* _Work to complete_:
Could you copy out every line of the data below word for word, leaving out the pictures?

# Start of Task input

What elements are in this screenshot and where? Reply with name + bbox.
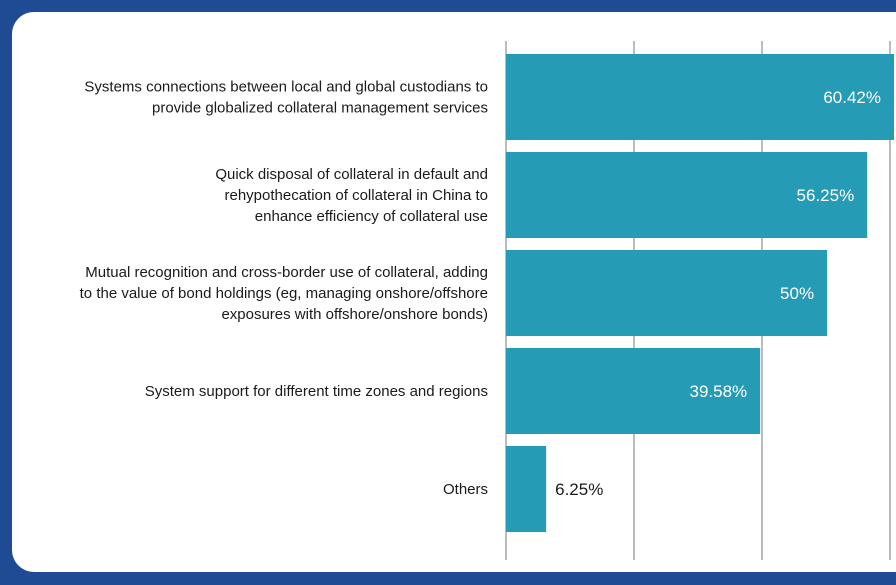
category-label-line: Others <box>443 481 488 498</box>
category-labels: Systems connections between local and gl… <box>80 79 488 499</box>
category-label: Others <box>443 481 488 498</box>
bar <box>506 250 828 336</box>
category-label-line: exposures with offshore/onshore bonds) <box>221 306 488 323</box>
bar-chart: Systems connections between local and gl… <box>80 41 894 560</box>
category-label-line: enhance efficiency of collateral use <box>255 208 488 225</box>
data-label: 50% <box>780 284 814 303</box>
bar <box>506 348 761 434</box>
category-label: System support for different time zones … <box>145 383 488 400</box>
bar <box>506 152 868 238</box>
data-label: 60.42% <box>823 88 881 107</box>
data-label: 39.58% <box>689 382 747 401</box>
chart-panel: Systems connections between local and gl… <box>12 12 896 572</box>
category-label-line: Mutual recognition and cross-border use … <box>85 264 488 281</box>
bar <box>506 446 547 532</box>
category-label: Systems connections between local and gl… <box>84 79 488 117</box>
category-label-line: System support for different time zones … <box>145 383 488 400</box>
category-label-line: rehypothecation of collateral in China t… <box>225 187 489 204</box>
category-label: Mutual recognition and cross-border use … <box>80 264 488 323</box>
category-label-line: Quick disposal of collateral in default … <box>215 166 488 183</box>
bar <box>506 54 894 140</box>
data-labels: 60.42% 56.25% 50% 39.58% 6.25% <box>555 88 881 499</box>
category-label-line: provide globalized collateral management… <box>152 100 488 117</box>
category-label: Quick disposal of collateral in default … <box>215 166 488 225</box>
category-label-line: to the value of bond holdings (eg, manag… <box>80 285 488 302</box>
bars <box>506 54 894 532</box>
data-label: 56.25% <box>797 186 855 205</box>
category-label-line: Systems connections between local and gl… <box>84 79 488 96</box>
data-label: 6.25% <box>555 480 603 499</box>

# End of Task input

* _Result of this task_:
What elements are in this screenshot and where? Reply with name + bbox.
category-label-line: Others <box>443 481 488 498</box>
category-labels: Systems connections between local and gl… <box>80 79 488 499</box>
category-label: Others <box>443 481 488 498</box>
bar <box>506 250 828 336</box>
category-label-line: exposures with offshore/onshore bonds) <box>221 306 488 323</box>
bar-chart: Systems connections between local and gl… <box>80 41 894 560</box>
category-label-line: enhance efficiency of collateral use <box>255 208 488 225</box>
data-label: 50% <box>780 284 814 303</box>
bar <box>506 348 761 434</box>
category-label: System support for different time zones … <box>145 383 488 400</box>
bar <box>506 152 868 238</box>
data-label: 60.42% <box>823 88 881 107</box>
data-label: 39.58% <box>689 382 747 401</box>
chart-panel: Systems connections between local and gl… <box>12 12 896 572</box>
category-label-line: Mutual recognition and cross-border use … <box>85 264 488 281</box>
bar <box>506 446 547 532</box>
category-label: Systems connections between local and gl… <box>84 79 488 117</box>
category-label-line: System support for different time zones … <box>145 383 488 400</box>
category-label-line: rehypothecation of collateral in China t… <box>225 187 489 204</box>
category-label: Mutual recognition and cross-border use … <box>80 264 488 323</box>
category-label-line: Quick disposal of collateral in default … <box>215 166 488 183</box>
bar <box>506 54 894 140</box>
data-labels: 60.42% 56.25% 50% 39.58% 6.25% <box>555 88 881 499</box>
category-label-line: provide globalized collateral management… <box>152 100 488 117</box>
category-label: Quick disposal of collateral in default … <box>215 166 488 225</box>
category-label-line: to the value of bond holdings (eg, manag… <box>80 285 488 302</box>
bars <box>506 54 894 532</box>
data-label: 56.25% <box>797 186 855 205</box>
category-label-line: Systems connections between local and gl… <box>84 79 488 96</box>
data-label: 6.25% <box>555 480 603 499</box>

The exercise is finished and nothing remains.